Problem details: List every line in the records that includes the word "ground", matching case exactly.
────────────────────
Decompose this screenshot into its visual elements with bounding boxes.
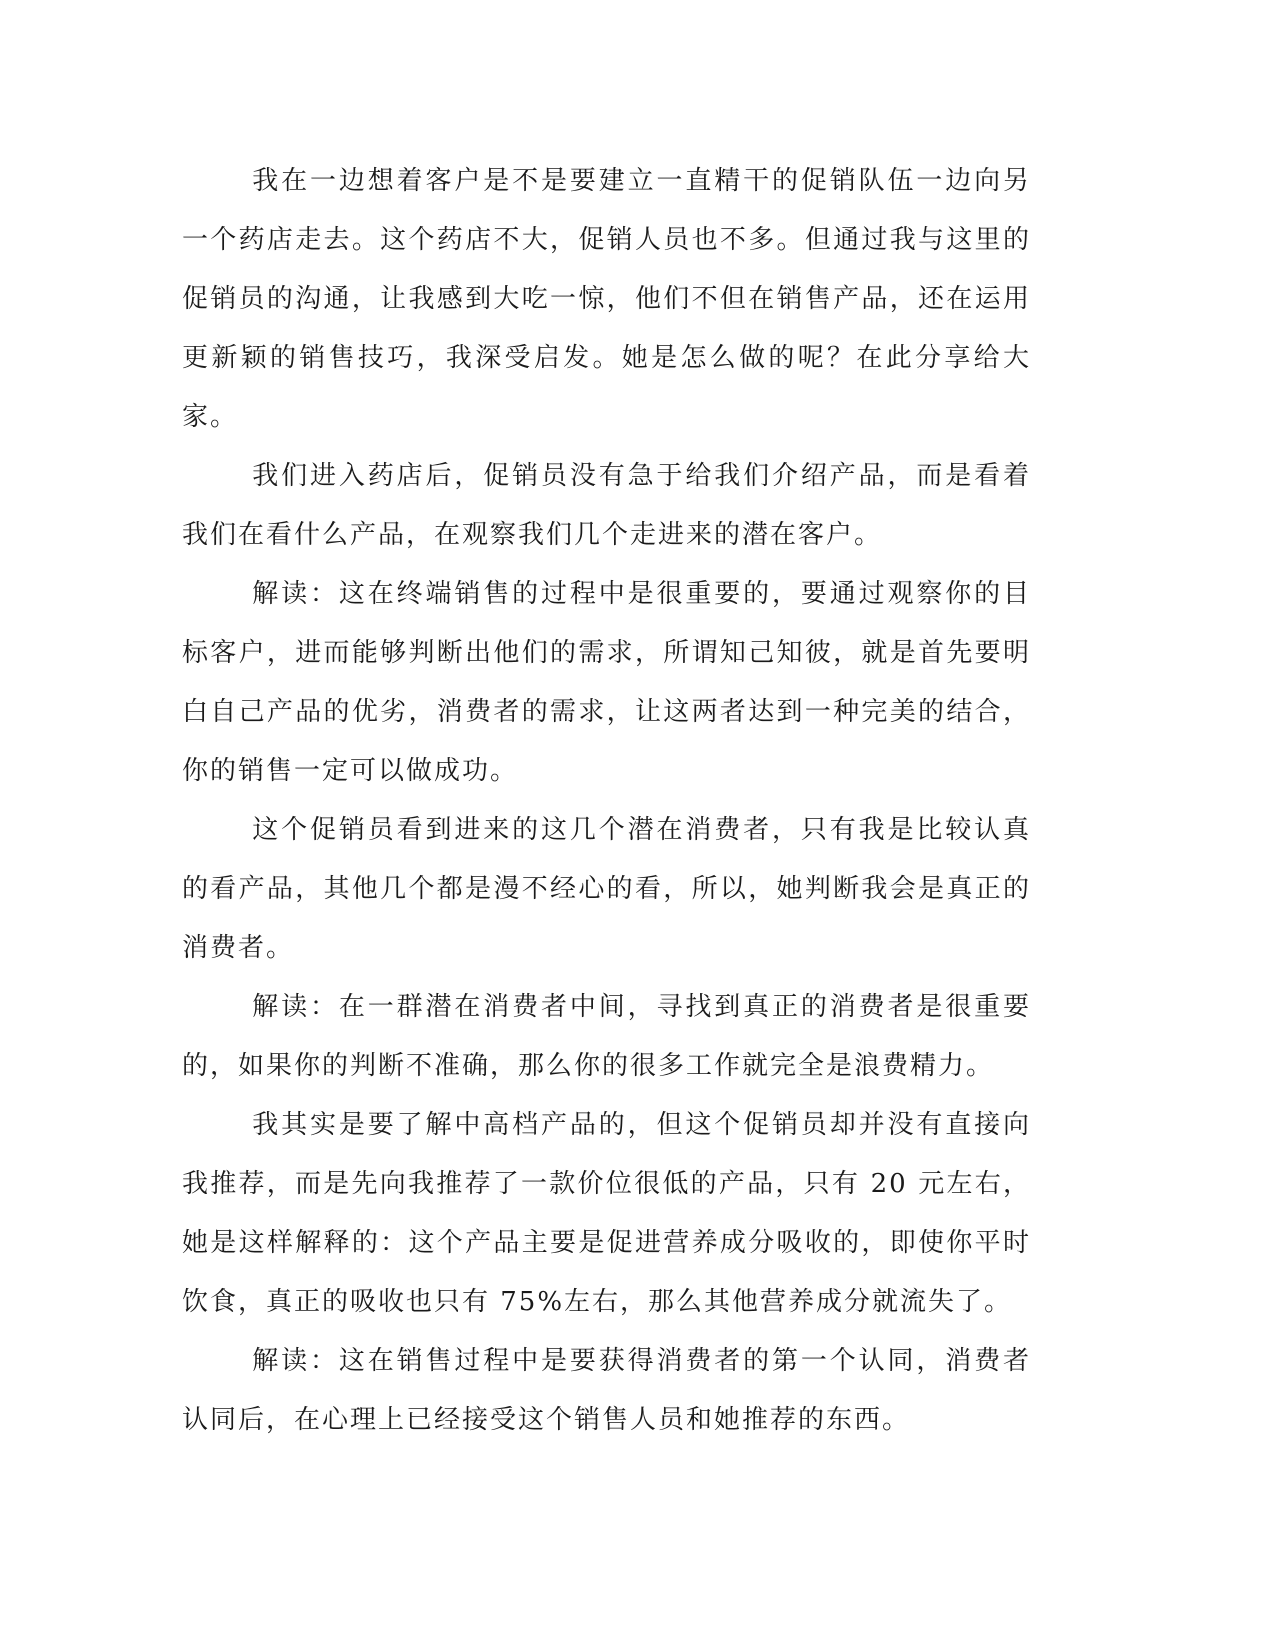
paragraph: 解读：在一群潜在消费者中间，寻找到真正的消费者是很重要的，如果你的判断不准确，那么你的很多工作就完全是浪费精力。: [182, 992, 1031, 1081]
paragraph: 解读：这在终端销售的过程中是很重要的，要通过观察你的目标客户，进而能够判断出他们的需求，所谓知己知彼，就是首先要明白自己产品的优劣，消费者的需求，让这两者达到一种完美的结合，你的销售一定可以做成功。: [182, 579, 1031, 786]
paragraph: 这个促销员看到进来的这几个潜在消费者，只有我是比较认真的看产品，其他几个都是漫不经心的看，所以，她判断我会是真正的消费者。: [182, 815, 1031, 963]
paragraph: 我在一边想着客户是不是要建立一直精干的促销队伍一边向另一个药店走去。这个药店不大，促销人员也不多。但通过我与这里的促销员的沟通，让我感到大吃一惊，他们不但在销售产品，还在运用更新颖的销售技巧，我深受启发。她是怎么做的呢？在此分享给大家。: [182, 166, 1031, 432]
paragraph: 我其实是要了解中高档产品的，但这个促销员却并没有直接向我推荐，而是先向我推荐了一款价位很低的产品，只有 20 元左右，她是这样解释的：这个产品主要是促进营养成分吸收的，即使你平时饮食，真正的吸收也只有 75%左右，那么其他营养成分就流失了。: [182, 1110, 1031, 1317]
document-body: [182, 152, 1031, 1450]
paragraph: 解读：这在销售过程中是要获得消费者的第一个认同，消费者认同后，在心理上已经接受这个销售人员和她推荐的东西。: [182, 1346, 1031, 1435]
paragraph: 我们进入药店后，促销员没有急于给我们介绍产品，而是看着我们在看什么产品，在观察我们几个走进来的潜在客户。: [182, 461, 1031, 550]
────────────────────
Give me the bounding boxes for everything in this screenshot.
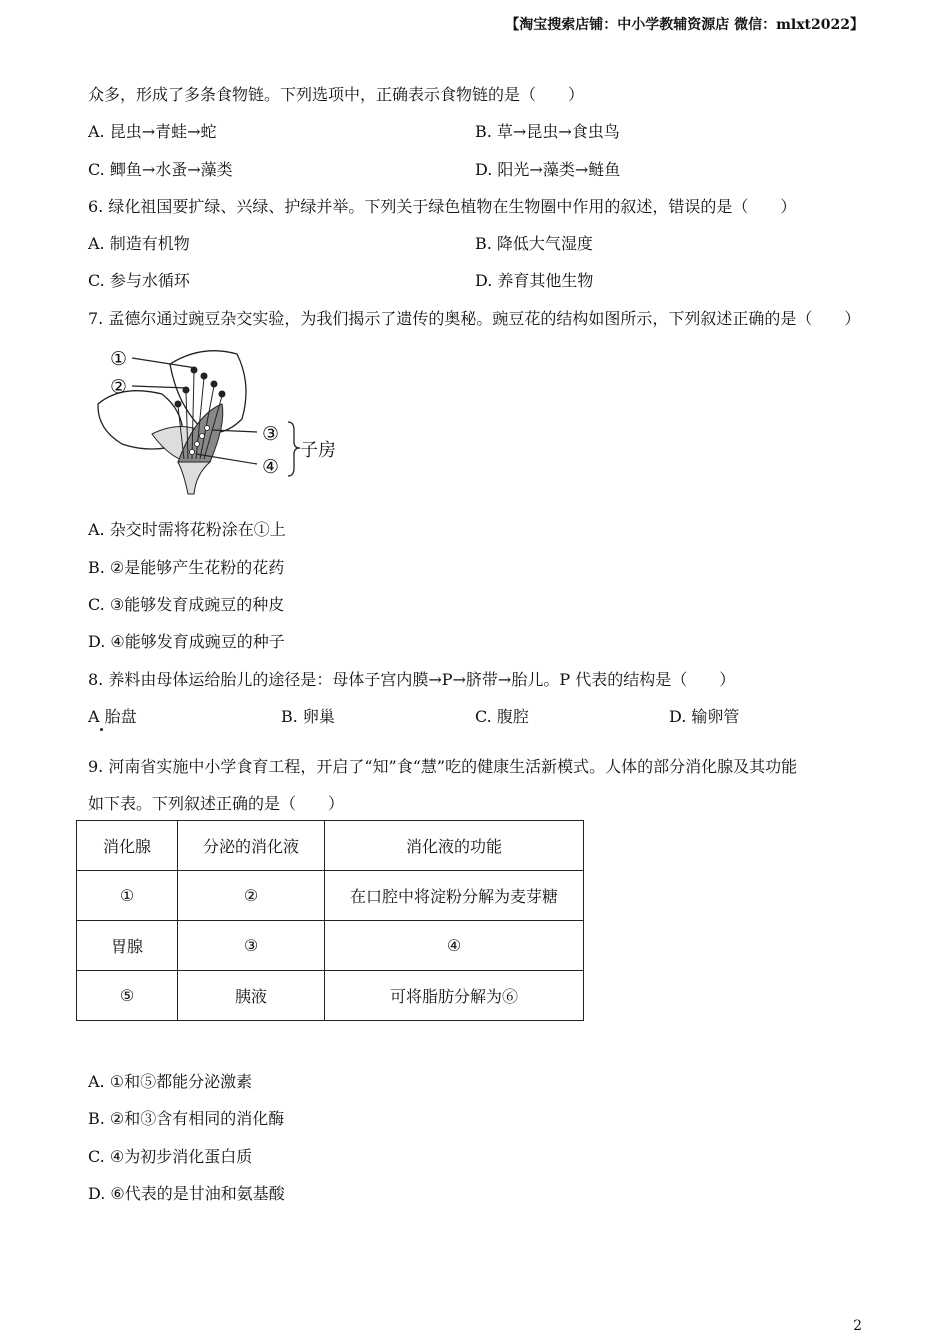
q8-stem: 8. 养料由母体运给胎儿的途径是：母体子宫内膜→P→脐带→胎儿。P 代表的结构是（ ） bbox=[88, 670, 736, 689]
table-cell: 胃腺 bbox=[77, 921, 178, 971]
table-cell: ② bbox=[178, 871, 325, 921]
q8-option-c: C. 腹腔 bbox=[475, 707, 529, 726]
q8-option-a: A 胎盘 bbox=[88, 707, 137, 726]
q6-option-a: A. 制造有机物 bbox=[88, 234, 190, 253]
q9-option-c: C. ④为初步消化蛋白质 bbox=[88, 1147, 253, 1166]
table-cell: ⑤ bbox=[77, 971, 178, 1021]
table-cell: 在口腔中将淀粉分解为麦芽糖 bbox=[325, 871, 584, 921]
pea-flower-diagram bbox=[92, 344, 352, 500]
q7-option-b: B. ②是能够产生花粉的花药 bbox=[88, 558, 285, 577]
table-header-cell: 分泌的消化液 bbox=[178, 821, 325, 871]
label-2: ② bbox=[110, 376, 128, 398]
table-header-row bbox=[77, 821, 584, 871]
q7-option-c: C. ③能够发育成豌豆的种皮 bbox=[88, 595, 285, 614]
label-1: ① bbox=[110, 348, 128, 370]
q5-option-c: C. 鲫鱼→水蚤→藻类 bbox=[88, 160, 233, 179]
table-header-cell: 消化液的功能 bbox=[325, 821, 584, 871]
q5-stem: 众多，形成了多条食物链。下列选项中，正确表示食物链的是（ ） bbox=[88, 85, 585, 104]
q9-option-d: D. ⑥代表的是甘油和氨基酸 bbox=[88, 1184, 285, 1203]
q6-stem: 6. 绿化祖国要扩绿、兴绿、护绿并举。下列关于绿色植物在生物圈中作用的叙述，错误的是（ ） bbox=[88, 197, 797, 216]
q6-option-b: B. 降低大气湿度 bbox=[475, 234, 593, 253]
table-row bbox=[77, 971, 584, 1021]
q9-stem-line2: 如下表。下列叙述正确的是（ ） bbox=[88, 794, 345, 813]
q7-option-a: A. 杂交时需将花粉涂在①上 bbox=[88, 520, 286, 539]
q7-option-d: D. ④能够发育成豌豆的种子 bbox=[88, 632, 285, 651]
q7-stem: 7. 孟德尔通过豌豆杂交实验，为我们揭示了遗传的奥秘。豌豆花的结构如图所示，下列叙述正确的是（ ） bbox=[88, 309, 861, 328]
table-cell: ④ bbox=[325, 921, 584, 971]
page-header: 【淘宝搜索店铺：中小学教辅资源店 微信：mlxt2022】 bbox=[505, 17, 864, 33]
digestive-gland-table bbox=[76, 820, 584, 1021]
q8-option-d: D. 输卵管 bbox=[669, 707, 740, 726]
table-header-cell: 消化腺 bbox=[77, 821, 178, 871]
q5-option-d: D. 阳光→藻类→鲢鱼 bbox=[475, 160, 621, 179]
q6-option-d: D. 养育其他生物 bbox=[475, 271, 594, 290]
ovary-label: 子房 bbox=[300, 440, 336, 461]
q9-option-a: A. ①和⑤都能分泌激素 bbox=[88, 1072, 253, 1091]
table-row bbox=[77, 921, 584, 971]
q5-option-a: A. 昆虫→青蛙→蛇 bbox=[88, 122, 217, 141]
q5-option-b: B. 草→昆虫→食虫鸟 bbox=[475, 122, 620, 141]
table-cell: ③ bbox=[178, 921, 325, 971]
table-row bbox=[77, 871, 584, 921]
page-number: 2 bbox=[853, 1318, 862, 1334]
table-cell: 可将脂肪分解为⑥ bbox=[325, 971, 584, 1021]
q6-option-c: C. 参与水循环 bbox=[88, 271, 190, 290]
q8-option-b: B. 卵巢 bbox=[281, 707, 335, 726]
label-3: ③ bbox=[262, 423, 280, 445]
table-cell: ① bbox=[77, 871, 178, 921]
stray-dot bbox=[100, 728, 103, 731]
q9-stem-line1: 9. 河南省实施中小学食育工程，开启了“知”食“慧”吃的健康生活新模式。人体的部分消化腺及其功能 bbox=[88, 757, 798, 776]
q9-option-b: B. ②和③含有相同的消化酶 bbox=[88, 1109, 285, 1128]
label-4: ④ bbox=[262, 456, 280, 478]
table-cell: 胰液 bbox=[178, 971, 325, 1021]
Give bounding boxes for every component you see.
────────────────────
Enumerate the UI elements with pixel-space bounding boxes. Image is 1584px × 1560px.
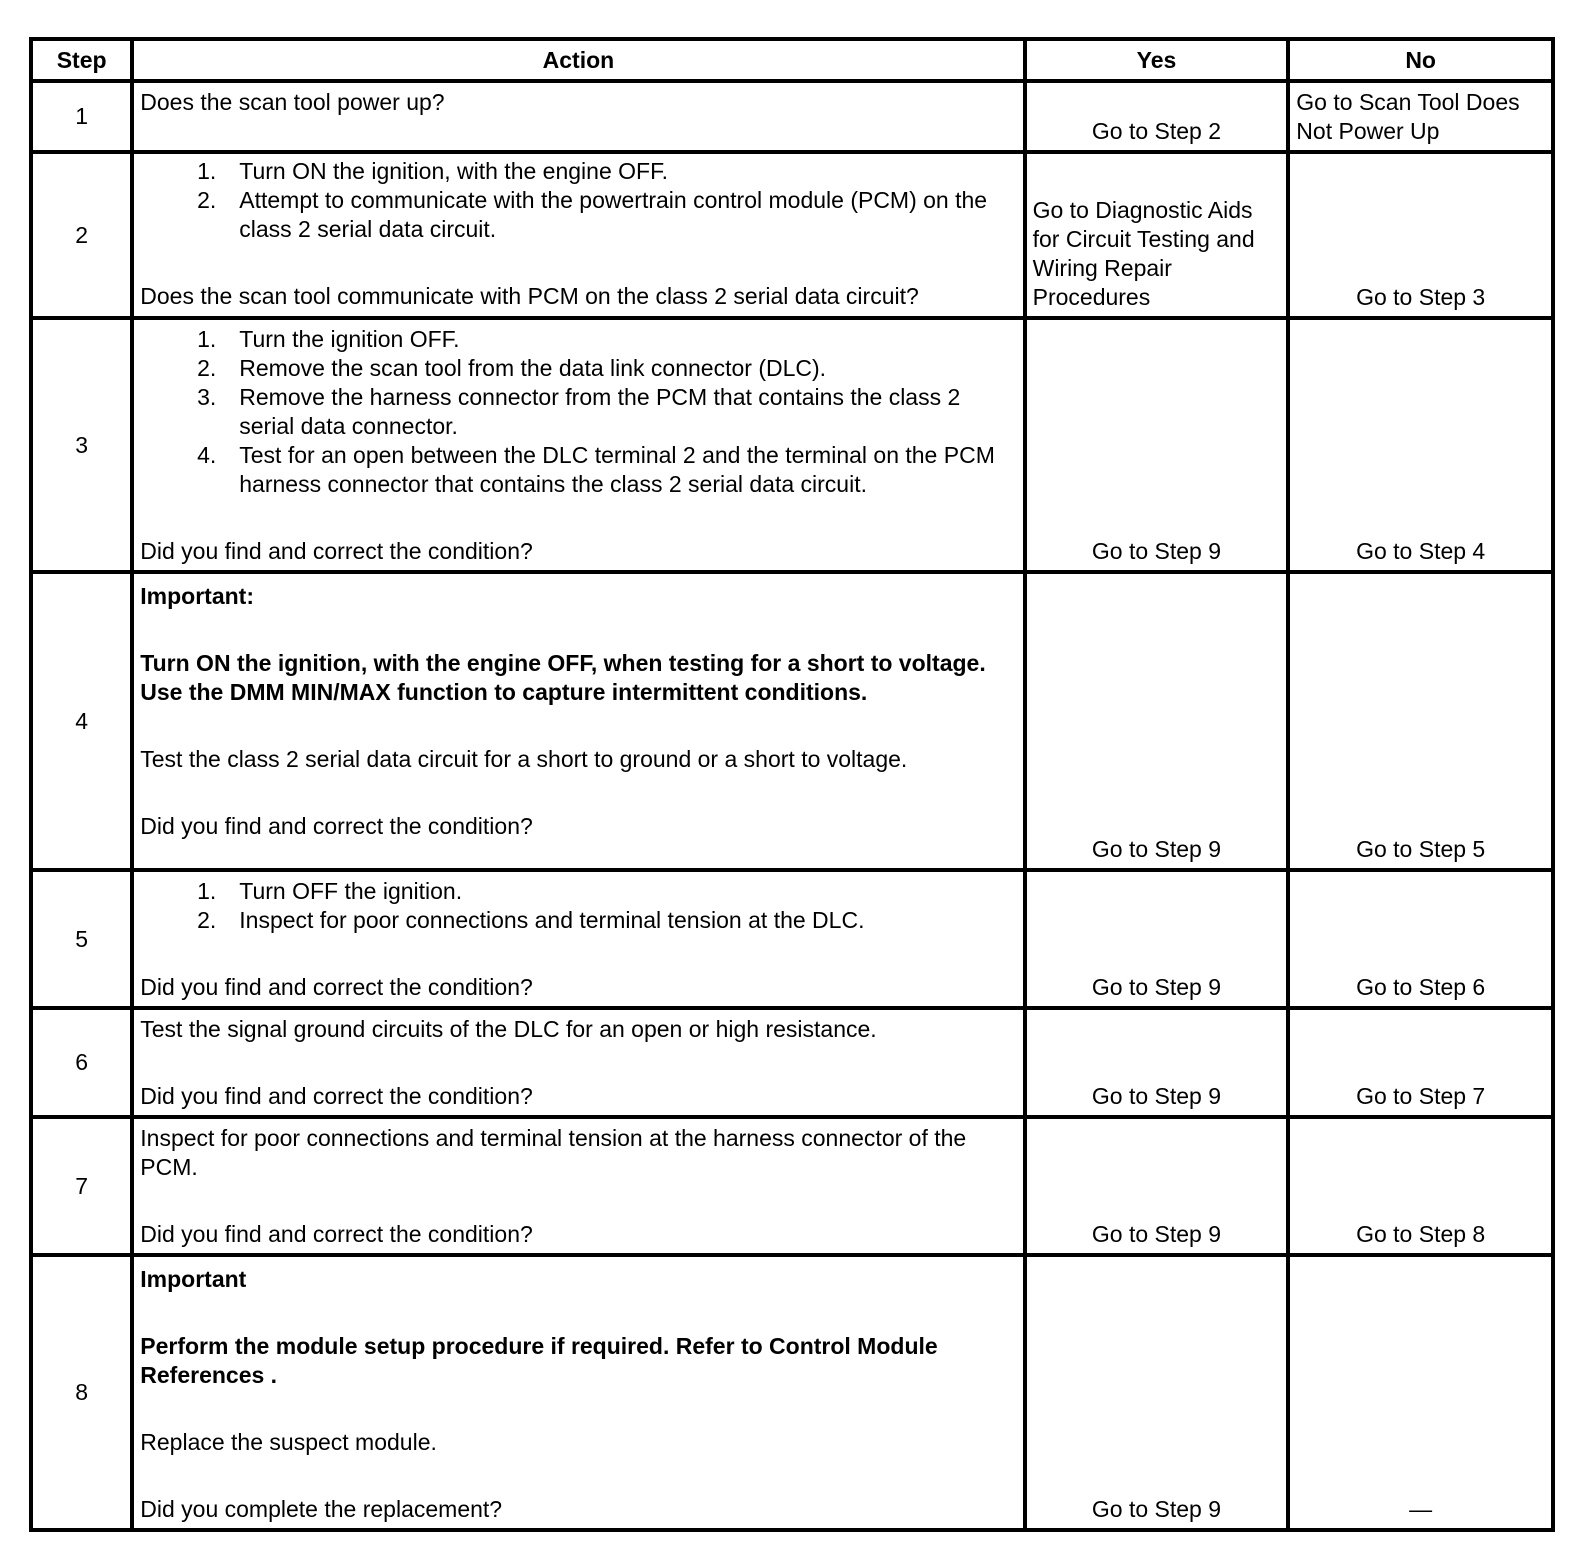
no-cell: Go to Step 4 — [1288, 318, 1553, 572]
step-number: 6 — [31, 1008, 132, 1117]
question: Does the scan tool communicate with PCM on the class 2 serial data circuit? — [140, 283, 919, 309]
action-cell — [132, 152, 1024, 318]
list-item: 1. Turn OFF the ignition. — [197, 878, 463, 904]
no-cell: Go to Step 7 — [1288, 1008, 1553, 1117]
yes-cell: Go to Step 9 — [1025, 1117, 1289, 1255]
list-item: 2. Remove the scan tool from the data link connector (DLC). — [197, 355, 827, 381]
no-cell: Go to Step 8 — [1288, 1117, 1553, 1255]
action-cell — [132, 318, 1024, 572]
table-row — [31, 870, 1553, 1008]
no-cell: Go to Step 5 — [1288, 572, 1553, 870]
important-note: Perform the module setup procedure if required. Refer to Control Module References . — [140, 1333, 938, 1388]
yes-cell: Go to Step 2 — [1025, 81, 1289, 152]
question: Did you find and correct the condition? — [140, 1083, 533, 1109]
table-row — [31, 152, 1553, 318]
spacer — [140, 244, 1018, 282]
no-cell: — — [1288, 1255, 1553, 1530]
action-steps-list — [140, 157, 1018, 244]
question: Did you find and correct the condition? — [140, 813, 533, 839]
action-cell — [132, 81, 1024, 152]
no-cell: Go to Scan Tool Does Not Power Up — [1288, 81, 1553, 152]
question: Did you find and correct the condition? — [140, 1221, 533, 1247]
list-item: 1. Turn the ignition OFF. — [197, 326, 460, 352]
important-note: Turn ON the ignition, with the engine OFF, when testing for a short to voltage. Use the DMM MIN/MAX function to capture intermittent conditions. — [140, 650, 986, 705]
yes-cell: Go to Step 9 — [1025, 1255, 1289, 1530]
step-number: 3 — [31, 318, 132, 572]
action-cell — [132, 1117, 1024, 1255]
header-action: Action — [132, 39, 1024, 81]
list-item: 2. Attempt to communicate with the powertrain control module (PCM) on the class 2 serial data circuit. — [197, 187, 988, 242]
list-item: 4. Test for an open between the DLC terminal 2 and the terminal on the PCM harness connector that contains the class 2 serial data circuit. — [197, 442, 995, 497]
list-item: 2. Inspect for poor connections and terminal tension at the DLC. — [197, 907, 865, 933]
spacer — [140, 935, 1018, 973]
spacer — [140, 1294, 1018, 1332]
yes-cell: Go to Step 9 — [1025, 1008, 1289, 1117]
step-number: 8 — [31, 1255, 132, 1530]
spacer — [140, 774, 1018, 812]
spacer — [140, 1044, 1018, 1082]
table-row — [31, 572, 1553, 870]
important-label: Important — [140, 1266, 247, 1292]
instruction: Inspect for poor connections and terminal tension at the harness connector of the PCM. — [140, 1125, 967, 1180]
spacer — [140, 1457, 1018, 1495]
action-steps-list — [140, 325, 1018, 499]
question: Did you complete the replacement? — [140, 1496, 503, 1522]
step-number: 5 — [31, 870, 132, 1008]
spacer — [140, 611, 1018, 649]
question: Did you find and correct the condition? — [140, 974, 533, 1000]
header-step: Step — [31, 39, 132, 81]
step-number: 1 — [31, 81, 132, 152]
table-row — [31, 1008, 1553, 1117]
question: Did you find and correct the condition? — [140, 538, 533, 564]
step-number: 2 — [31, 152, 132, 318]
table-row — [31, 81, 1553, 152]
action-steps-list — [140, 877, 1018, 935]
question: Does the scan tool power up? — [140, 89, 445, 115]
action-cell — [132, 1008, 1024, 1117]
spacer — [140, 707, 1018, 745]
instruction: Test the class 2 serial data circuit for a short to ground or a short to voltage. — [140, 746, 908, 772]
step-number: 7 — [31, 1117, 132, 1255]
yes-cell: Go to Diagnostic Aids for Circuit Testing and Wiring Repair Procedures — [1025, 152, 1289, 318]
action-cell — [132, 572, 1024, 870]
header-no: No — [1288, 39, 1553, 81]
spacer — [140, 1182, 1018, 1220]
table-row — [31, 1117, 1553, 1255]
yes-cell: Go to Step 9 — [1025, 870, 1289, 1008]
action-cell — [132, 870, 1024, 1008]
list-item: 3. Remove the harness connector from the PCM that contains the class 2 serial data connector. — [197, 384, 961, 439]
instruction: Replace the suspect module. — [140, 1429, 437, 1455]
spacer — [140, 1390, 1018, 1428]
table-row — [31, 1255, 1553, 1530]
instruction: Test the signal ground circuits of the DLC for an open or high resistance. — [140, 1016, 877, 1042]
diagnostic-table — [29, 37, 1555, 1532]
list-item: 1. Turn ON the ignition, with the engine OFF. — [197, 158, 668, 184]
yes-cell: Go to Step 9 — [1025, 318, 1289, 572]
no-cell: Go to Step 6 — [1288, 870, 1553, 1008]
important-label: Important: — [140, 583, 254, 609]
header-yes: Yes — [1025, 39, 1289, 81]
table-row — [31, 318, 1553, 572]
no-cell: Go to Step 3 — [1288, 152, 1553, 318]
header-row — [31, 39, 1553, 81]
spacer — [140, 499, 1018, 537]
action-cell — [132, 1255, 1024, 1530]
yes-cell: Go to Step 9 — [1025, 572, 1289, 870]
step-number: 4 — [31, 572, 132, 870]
────────────────────
Response to the task:
instruction: Test the class 2 serial data circuit for a short to ground or a short to voltage. — [140, 746, 908, 772]
instruction: Test the signal ground circuits of the DLC for an open or high resistance. — [140, 1016, 877, 1042]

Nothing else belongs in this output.